■ Data records

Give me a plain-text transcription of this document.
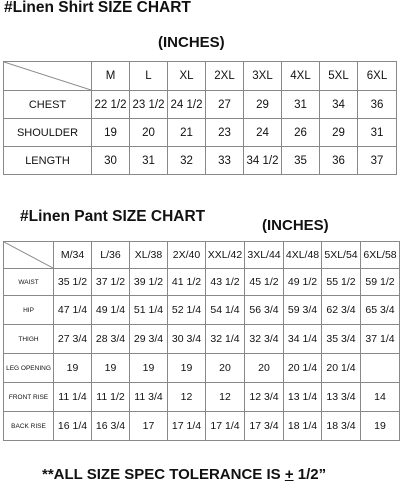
#Linen Shirt SIZE CHART
(INCHES)
	M	L	XL	2XL	3XL	4XL	5XL	6XL
CHEST	22 1/2	23 1/2	24 1/2	27	29	31	34	36
SHOULDER	19	20	21	23	24	26	29	31
LENGTH	30	31	32	33	34 1/2	35	36	37
#Linen Pant SIZE CHART
(INCHES)
	M/34	L/36	XL/38	2X/40	XXL/42	3XL/44	4XL/48	5XL/54	6XL/58
WAIST	35 1/2	37 1/2	39 1/2	41 1/2	43 1/2	45 1/2	49 1/2	55 1/2	59 1/2
HIP	47 1/4	49 1/4	51 1/4	52 1/4	54 1/4	56 3/4	59 3/4	62 3/4	65 3/4
THIGH	27 3/4	28 3/4	29 3/4	30 3/4	32 1/4	32 3/4	34 1/4	35 3/4	37 1/4
LEG OPENING	19	19	19	19	20	20	20 1/4	20 1/4	
FRONT RISE	11 1/4	11 1/2	11 3/4	12	12	12 3/4	13 1/4	13 3/4	14
BACK RISE	16 1/4	16 3/4	17	17 1/4	17 1/4	17 3/4	18 1/4	18 3/4	19
**ALL SIZE SPEC TOLERANCE IS + 1/2”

■ Your instructions
Look through the entries and find each line that has the string "SIZE". Copy those lines.

■ The response
#Linen Shirt SIZE CHART
#Linen Pant SIZE CHART
**ALL SIZE SPEC TOLERANCE IS + 1/2”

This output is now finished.